- **Exercise directions**:
Below are the records; collect from them each line containing the string "standards".

Data entries:

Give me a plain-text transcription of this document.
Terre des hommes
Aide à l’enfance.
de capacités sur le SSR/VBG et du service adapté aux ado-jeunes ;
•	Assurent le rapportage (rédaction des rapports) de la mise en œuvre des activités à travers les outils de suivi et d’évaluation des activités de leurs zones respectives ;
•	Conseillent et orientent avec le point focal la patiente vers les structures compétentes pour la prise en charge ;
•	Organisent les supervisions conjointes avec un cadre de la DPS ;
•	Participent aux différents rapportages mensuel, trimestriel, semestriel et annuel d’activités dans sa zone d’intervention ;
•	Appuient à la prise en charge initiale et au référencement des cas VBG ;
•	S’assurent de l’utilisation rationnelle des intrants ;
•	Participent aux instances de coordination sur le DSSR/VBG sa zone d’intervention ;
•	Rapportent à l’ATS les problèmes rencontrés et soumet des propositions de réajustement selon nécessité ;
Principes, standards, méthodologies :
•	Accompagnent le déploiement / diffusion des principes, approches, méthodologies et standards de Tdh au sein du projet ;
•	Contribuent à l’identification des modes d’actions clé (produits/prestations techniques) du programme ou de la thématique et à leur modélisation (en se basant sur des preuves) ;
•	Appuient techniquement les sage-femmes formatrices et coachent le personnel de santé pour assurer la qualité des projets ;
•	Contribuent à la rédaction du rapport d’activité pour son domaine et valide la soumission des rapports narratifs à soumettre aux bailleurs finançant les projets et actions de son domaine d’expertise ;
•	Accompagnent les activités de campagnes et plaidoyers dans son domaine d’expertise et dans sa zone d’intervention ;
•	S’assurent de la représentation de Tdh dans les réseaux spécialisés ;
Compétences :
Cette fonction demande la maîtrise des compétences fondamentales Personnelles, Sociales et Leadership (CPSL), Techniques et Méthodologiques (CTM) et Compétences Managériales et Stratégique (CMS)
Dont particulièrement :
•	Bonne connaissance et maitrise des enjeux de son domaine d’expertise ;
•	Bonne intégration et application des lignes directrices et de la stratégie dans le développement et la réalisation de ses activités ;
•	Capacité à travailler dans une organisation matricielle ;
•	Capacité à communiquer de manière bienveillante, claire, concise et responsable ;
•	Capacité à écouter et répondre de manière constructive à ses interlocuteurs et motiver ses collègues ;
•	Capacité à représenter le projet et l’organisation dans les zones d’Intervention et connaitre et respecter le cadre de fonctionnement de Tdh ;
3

- **Solution for this task**:
Principes, standards, méthodologies :
•	Accompagnent le déploiement / diffusion des principes, approches, méthodologies et standards de Tdh au sein du projet ;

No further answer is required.